--- Provided text Enclosed Below ---
The rest of the responses are good too, Jonathan Chait from The New Republic, especially. Take a looksy.

Two more takes on lady writers…

Laura Miller at Salon weighs in on the VIDA report, pointing out that there are less books by women reviewed because there are less books by women published each year. Ruth Franklin at the New Republic and two of her female colleagues looked into it, and sure enough “magazines are reviewing female authors in something close to the proportion of books by women published each year”.  Laura Miller traces this back, annectdotally, to reader preferences: women read books by both women and men, whereas men tend to only read books by men. With the rather large exception of J.K. Rowling, and some of those old dolls writing mystery and crime thrillers, I have generally found this to be true. It starts early – children’s book publishers are wary of books with female protagonists written by female authors, according to Miller.

Then, over at Slate, Heather Mac Donald, a conservative intellectual, if you will, looks at female participation in magazines, newspapers, op-eds and Wikipedia, decrying quotas and “feminism’s intellectual decadence”, whatever that means.

She zestfully points out that where Meghan O’Rourke and others went wrong was saying that the gatekeepers (editors, publishers, etc.,) are the ones who are biased; Mac Donald notes that “the idea that these gender imbalances represent gatekeeper bias was demonstrably false, even before the Wikipedia reality check”. How? Well, Wikipedia famously has no gatekeepers, but has a female contributor rate of 13%, much lower than the 27% VIDA calculated in mainstream publications. Mac Donald attributes this to “the constant quoata-izing by gatekeepers on women’s behalf”. Gee thanks, Heather.

I do agree with this Mac Donald character (although I can’t figure out why there is a space in her last name), in that the Wikipedia mystery can be solved by simply noticing that men are A)much drawn to arcane and trivial bits of knowledge and B) enjoy using their free time to do things like POST ON WIKIPEDIA, while most women have other (or better) things to do with their free time. Yes, there are female geeks out there, but I’m going to guess that instead of toiling on some factually dubious Wiki article, they are perhaps working on writing something that will get past those totally non-sexist gatekeepers, who, according to Mac Donald, have quotas they must fill at some major publication.
--- End of Enclosed Provided text ---
--- Data section Enclosed Below ---
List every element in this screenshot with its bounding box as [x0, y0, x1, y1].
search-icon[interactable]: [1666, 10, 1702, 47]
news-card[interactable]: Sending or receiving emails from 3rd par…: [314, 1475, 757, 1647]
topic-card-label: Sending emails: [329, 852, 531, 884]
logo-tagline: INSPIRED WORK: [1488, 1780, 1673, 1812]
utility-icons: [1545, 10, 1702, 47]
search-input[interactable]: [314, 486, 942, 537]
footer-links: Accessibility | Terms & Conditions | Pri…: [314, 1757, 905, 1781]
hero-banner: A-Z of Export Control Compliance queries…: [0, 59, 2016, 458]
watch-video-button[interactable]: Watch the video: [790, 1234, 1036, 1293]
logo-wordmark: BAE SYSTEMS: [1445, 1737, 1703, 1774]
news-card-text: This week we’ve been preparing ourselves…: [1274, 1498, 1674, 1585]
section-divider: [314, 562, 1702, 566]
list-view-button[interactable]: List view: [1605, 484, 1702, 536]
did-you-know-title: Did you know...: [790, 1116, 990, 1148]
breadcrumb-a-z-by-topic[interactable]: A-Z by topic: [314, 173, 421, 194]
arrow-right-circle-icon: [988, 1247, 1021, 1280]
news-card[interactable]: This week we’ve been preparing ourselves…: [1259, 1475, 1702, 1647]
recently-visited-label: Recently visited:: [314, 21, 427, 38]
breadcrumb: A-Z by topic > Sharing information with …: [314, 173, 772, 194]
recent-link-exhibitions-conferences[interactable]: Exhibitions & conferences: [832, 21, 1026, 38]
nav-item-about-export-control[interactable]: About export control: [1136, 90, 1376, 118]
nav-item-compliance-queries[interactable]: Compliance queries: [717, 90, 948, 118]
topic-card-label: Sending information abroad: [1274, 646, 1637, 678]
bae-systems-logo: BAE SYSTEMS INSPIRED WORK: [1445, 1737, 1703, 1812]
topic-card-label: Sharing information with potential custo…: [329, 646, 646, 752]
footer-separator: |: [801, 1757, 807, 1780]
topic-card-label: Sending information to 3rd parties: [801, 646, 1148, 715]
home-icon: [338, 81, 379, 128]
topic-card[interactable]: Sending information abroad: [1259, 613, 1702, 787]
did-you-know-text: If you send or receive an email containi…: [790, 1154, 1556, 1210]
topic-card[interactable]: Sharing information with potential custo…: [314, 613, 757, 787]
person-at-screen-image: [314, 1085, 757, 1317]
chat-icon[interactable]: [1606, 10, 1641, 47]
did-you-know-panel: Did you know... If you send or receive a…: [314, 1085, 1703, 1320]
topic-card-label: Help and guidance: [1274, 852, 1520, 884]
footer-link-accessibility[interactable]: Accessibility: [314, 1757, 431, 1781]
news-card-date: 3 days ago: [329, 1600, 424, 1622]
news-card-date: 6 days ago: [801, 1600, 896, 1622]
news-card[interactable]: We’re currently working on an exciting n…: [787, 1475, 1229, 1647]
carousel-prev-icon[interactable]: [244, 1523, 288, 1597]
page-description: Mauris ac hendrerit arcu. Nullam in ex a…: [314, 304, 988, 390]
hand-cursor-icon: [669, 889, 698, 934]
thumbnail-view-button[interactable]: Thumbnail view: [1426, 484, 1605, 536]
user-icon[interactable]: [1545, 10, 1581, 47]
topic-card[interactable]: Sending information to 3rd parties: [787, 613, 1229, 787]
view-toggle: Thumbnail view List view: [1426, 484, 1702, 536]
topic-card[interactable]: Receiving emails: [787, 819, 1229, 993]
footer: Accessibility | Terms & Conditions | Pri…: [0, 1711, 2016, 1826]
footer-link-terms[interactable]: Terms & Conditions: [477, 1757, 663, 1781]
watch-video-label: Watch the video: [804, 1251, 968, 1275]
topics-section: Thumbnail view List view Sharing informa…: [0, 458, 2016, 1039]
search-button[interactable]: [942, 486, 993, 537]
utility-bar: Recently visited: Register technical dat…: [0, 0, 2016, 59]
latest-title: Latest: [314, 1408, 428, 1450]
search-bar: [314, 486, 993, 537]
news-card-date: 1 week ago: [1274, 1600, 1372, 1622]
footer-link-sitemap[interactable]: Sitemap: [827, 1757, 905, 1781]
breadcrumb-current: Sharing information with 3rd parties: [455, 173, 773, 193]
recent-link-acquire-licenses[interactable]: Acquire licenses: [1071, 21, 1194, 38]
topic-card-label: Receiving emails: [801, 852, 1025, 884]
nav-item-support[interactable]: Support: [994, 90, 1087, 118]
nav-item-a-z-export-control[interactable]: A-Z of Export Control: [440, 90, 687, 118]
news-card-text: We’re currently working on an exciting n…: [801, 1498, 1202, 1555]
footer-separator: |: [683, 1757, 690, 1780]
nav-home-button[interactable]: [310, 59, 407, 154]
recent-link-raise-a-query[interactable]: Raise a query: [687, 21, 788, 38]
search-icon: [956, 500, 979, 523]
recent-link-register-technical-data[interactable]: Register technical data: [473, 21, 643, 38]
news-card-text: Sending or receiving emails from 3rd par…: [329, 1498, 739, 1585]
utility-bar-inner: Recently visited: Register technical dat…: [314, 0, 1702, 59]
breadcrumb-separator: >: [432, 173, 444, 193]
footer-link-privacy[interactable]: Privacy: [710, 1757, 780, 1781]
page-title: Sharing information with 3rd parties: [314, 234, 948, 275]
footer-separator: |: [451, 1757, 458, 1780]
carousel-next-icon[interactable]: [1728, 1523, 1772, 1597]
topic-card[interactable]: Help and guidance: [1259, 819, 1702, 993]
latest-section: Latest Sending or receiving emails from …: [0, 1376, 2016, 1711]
--- End of Enclosed Data section ---
● **Explore the material**:
[1] Write out the stretch of the post on women writers from "I do agree with" through "some major publication.".
[2] Continue the post on women writers from where it stops.
The listing is separate material, apart from the post on women writers.

● **Answers to the exercises**:
[1]
I do agree with this Mac Donald character (although I can’t figure out why there is a space in her last name), in that the Wikipedia mystery can be solved by simply noticing that men are A)much drawn to arcane and trivial bits of knowledge and B) enjoy using their free time to do things like POST ON WIKIPEDIA, while most women have other (or better) things to do with their free time. Yes, there are female geeks out there, but I’m going to guess that instead of toiling on some factually dubious Wiki article, they are perhaps working on writing something that will get past those totally non-sexist gatekeepers, who, according to Mac Donald, have quotas they must fill at some major publication.

[2]
I have taken the following from this dust-up:

  1. Gatekeepers sometimes can be and are part of the problem – it’s just a fact that women’s opinions on “serious” topics are taken less seriously.
  2. Reader preferences play a role in this, so, if you care, try and make some of your guy friends read some really smart books by the ladies, off the top of my head – The Immortal Life of Henrietta Lacks by Rebecca Skloot, White Teeth by Zadie Smith, Big Girls Don’t Cry by Rebecca Traister, The Possessed by Elif Batuman, or anything by Curtis Sittenfeld. I know this will be hard, because they are unlikely to be separated from their patron saints of douchebaggery – Roth, Updike, Delillo, etc. We’ve been through this.
  3. There are some mega-talented and super-intelligent women working in journalism these days, Jane Mayer, Hanna Rosin, Rachel Maddow, Mary Rogan, etc., Please, read their shit because they’re awesome, not because they are women.
  4. A point was made somewhere in one of these articles, that perhaps women writers don’t pitch to these magazines nearly as often as men do, because they are intimidated, or somehow afraid of rejections, or lacking the balls to do so, or something. This is a possibility, though I wouldn’t want to speak for all women, but I do consider my own reticence to put my work out there. But as Alizah Salario asked, “Why don’t I submit my work and pitch stories more often? I know I should. I just don’t. I hesitate. I do the dishes. I come back to my computer and my idea has soured. Is it because I’m a woman, or is it just because I’m me?” I ask myself this question all of the time. I think it’s both.
  5. So, again, if you care about this, encourage any girls you know to pursue their ideas, to ask questions, to keep writing, to keep trying.